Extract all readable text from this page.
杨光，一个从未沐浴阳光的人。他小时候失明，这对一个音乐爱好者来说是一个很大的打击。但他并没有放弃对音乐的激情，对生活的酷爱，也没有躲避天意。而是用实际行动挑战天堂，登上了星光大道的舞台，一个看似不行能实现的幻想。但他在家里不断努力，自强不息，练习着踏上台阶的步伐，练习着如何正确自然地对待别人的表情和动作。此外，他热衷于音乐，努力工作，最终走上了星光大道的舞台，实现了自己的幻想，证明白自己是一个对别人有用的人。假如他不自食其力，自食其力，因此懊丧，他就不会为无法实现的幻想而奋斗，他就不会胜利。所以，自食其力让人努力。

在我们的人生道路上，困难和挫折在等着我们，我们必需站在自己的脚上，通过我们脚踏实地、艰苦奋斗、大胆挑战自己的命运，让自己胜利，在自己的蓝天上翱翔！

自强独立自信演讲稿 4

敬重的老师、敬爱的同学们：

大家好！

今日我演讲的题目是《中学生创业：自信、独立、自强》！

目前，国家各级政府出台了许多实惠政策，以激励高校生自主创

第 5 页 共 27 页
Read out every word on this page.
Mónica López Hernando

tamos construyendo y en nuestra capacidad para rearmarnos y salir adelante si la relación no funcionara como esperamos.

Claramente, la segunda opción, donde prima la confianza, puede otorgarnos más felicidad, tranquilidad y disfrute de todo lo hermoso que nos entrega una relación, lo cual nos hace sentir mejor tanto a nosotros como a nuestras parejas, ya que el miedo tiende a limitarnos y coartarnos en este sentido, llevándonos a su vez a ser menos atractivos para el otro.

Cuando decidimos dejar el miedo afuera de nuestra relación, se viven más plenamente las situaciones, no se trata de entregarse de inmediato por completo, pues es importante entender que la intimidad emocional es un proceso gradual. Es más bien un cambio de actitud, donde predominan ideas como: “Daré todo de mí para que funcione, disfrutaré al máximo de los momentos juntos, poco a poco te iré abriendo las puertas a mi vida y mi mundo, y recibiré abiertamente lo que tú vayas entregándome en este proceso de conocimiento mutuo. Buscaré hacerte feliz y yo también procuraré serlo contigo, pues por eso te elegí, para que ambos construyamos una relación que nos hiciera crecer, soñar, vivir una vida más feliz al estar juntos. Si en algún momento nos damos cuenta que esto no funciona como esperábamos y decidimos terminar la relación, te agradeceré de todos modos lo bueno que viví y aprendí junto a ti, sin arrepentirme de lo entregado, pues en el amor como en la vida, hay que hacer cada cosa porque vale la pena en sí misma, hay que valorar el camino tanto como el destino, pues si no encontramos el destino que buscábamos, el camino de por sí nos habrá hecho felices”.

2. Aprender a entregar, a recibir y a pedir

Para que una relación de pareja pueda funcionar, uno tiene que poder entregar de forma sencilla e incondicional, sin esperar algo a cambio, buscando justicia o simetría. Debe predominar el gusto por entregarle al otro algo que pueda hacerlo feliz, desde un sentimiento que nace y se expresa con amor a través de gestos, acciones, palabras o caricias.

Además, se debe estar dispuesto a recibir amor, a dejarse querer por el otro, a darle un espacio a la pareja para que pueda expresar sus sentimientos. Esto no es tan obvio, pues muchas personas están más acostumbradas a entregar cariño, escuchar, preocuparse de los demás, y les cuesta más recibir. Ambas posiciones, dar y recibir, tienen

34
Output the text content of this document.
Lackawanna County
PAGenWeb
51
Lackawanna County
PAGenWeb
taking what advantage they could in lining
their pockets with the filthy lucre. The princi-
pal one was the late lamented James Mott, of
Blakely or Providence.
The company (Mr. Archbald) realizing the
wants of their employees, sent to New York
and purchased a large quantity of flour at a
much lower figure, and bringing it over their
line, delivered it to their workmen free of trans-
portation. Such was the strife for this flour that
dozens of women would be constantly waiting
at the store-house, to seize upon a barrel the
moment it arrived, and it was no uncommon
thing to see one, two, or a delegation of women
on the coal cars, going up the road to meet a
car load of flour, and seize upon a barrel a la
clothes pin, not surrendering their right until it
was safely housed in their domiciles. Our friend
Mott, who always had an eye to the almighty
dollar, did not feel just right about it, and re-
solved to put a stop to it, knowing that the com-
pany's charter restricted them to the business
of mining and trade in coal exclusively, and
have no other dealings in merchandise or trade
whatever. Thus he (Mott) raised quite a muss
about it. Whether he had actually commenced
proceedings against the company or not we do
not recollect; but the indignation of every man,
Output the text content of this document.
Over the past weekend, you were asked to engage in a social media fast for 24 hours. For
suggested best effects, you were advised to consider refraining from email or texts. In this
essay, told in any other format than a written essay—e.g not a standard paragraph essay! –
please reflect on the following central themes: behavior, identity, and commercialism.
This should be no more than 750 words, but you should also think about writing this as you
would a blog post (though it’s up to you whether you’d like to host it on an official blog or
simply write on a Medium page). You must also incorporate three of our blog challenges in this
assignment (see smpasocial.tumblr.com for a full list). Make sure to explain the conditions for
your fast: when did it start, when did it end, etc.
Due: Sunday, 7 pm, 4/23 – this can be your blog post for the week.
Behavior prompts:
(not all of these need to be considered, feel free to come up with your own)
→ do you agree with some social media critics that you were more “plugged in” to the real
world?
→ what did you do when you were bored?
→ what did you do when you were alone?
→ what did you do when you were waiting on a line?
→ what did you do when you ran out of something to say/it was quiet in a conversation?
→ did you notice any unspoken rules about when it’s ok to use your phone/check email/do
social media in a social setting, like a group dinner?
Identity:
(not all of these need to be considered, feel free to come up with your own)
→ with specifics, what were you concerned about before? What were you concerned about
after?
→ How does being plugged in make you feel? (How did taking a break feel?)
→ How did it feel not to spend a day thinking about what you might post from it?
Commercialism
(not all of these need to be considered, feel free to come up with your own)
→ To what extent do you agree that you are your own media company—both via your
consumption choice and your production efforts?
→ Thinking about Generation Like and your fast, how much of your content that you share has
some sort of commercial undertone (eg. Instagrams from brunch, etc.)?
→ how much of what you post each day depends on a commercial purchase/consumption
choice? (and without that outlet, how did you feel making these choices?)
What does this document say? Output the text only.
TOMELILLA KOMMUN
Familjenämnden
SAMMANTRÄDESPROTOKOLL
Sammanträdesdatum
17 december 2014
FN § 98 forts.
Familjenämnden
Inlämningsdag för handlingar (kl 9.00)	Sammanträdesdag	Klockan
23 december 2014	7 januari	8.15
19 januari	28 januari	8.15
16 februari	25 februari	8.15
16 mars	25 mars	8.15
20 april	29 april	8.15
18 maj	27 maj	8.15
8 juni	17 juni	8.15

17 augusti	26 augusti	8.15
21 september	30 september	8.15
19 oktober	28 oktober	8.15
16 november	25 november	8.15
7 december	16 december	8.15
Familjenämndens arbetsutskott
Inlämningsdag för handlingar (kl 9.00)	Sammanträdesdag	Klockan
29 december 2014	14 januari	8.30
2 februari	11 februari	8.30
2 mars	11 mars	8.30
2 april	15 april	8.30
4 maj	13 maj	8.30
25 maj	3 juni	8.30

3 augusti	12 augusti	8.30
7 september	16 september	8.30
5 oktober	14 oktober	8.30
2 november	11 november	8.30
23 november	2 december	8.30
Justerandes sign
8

Task requirements: Set down the material above again, word for word.

Expected answer:
Extract all readable text from this page.
杨光，一个从未沐浴阳光的人。他小时候失明，这对一个音乐爱好者来说是一个很大的打击。但他并没有放弃对音乐的激情，对生活的酷爱，也没有躲避天意。而是用实际行动挑战天堂，登上了星光大道的舞台，一个看似不行能实现的幻想。但他在家里不断努力，自强不息，练习着踏上台阶的步伐，练习着如何正确自然地对待别人的表情和动作。此外，他热衷于音乐，努力工作，最终走上了星光大道的舞台，实现了自己的幻想，证明白自己是一个对别人有用的人。假如他不自食其力，自食其力，因此懊丧，他就不会为无法实现的幻想而奋斗，他就不会胜利。所以，自食其力让人努力。

在我们的人生道路上，困难和挫折在等着我们，我们必需站在自己的脚上，通过我们脚踏实地、艰苦奋斗、大胆挑战自己的命运，让自己胜利，在自己的蓝天上翱翔！

自强独立自信演讲稿 4

敬重的老师、敬爱的同学们：

大家好！

今日我演讲的题目是《中学生创业：自信、独立、自强》！

目前，国家各级政府出台了许多实惠政策，以激励高校生自主创

第 5 页 共 27 页
Read out every word on this page.
Mónica López Hernando

tamos construyendo y en nuestra capacidad para rearmarnos y salir adelante si la relación no funcionara como esperamos.

Claramente, la segunda opción, donde prima la confianza, puede otorgarnos más felicidad, tranquilidad y disfrute de todo lo hermoso que nos entrega una relación, lo cual nos hace sentir mejor tanto a nosotros como a nuestras parejas, ya que el miedo tiende a limitarnos y coartarnos en este sentido, llevándonos a su vez a ser menos atractivos para el otro.

Cuando decidimos dejar el miedo afuera de nuestra relación, se viven más plenamente las situaciones, no se trata de entregarse de inmediato por completo, pues es importante entender que la intimidad emocional es un proceso gradual. Es más bien un cambio de actitud, donde predominan ideas como: “Daré todo de mí para que funcione, disfrutaré al máximo de los momentos juntos, poco a poco te iré abriendo las puertas a mi vida y mi mundo, y recibiré abiertamente lo que tú vayas entregándome en este proceso de conocimiento mutuo. Buscaré hacerte feliz y yo también procuraré serlo contigo, pues por eso te elegí, para que ambos construyamos una relación que nos hiciera crecer, soñar, vivir una vida más feliz al estar juntos. Si en algún momento nos damos cuenta que esto no funciona como esperábamos y decidimos terminar la relación, te agradeceré de todos modos lo bueno que viví y aprendí junto a ti, sin arrepentirme de lo entregado, pues en el amor como en la vida, hay que hacer cada cosa porque vale la pena en sí misma, hay que valorar el camino tanto como el destino, pues si no encontramos el destino que buscábamos, el camino de por sí nos habrá hecho felices”.

2. Aprender a entregar, a recibir y a pedir

Para que una relación de pareja pueda funcionar, uno tiene que poder entregar de forma sencilla e incondicional, sin esperar algo a cambio, buscando justicia o simetría. Debe predominar el gusto por entregarle al otro algo que pueda hacerlo feliz, desde un sentimiento que nace y se expresa con amor a través de gestos, acciones, palabras o caricias.

Además, se debe estar dispuesto a recibir amor, a dejarse querer por el otro, a darle un espacio a la pareja para que pueda expresar sus sentimientos. Esto no es tan obvio, pues muchas personas están más acostumbradas a entregar cariño, escuchar, preocuparse de los demás, y les cuesta más recibir. Ambas posiciones, dar y recibir, tienen

34
Output the text content of this document.
Lackawanna County
PAGenWeb
51
Lackawanna County
PAGenWeb
taking what advantage they could in lining
their pockets with the filthy lucre. The princi-
pal one was the late lamented James Mott, of
Blakely or Providence.
The company (Mr. Archbald) realizing the
wants of their employees, sent to New York
and purchased a large quantity of flour at a
much lower figure, and bringing it over their
line, delivered it to their workmen free of trans-
portation. Such was the strife for this flour that
dozens of women would be constantly waiting
at the store-house, to seize upon a barrel the
moment it arrived, and it was no uncommon
thing to see one, two, or a delegation of women
on the coal cars, going up the road to meet a
car load of flour, and seize upon a barrel a la
clothes pin, not surrendering their right until it
was safely housed in their domiciles. Our friend
Mott, who always had an eye to the almighty
dollar, did not feel just right about it, and re-
solved to put a stop to it, knowing that the com-
pany's charter restricted them to the business
of mining and trade in coal exclusively, and
have no other dealings in merchandise or trade
whatever. Thus he (Mott) raised quite a muss
about it. Whether he had actually commenced
proceedings against the company or not we do
not recollect; but the indignation of every man,
Output the text content of this document.
Over the past weekend, you were asked to engage in a social media fast for 24 hours. For
suggested best effects, you were advised to consider refraining from email or texts. In this
essay, told in any other format than a written essay—e.g not a standard paragraph essay! –
please reflect on the following central themes: behavior, identity, and commercialism.
This should be no more than 750 words, but you should also think about writing this as you
would a blog post (though it’s up to you whether you’d like to host it on an official blog or
simply write on a Medium page). You must also incorporate three of our blog challenges in this
assignment (see smpasocial.tumblr.com for a full list). Make sure to explain the conditions for
your fast: when did it start, when did it end, etc.
Due: Sunday, 7 pm, 4/23 – this can be your blog post for the week.
Behavior prompts:
(not all of these need to be considered, feel free to come up with your own)
→ do you agree with some social media critics that you were more “plugged in” to the real
world?
→ what did you do when you were bored?
→ what did you do when you were alone?
→ what did you do when you were waiting on a line?
→ what did you do when you ran out of something to say/it was quiet in a conversation?
→ did you notice any unspoken rules about when it’s ok to use your phone/check email/do
social media in a social setting, like a group dinner?
Identity:
(not all of these need to be considered, feel free to come up with your own)
→ with specifics, what were you concerned about before? What were you concerned about
after?
→ How does being plugged in make you feel? (How did taking a break feel?)
→ How did it feel not to spend a day thinking about what you might post from it?
Commercialism
(not all of these need to be considered, feel free to come up with your own)
→ To what extent do you agree that you are your own media company—both via your
consumption choice and your production efforts?
→ Thinking about Generation Like and your fast, how much of your content that you share has
some sort of commercial undertone (eg. Instagrams from brunch, etc.)?
→ how much of what you post each day depends on a commercial purchase/consumption
choice? (and without that outlet, how did you feel making these choices?)
What does this document say? Output the text only.
TOMELILLA KOMMUN
Familjenämnden
SAMMANTRÄDESPROTOKOLL
Sammanträdesdatum
17 december 2014
FN § 98 forts.
Familjenämnden
Inlämningsdag för handlingar (kl 9.00)	Sammanträdesdag	Klockan
23 december 2014	7 januari	8.15
19 januari	28 januari	8.15
16 februari	25 februari	8.15
16 mars	25 mars	8.15
20 april	29 april	8.15
18 maj	27 maj	8.15
8 juni	17 juni	8.15

17 augusti	26 augusti	8.15
21 september	30 september	8.15
19 oktober	28 oktober	8.15
16 november	25 november	8.15
7 december	16 december	8.15
Familjenämndens arbetsutskott
Inlämningsdag för handlingar (kl 9.00)	Sammanträdesdag	Klockan
29 december 2014	14 januari	8.30
2 februari	11 februari	8.30
2 mars	11 mars	8.30
2 april	15 april	8.30
4 maj	13 maj	8.30
25 maj	3 juni	8.30

3 augusti	12 augusti	8.30
7 september	16 september	8.30
5 oktober	14 oktober	8.30
2 november	11 november	8.30
23 november	2 december	8.30
Justerandes sign
8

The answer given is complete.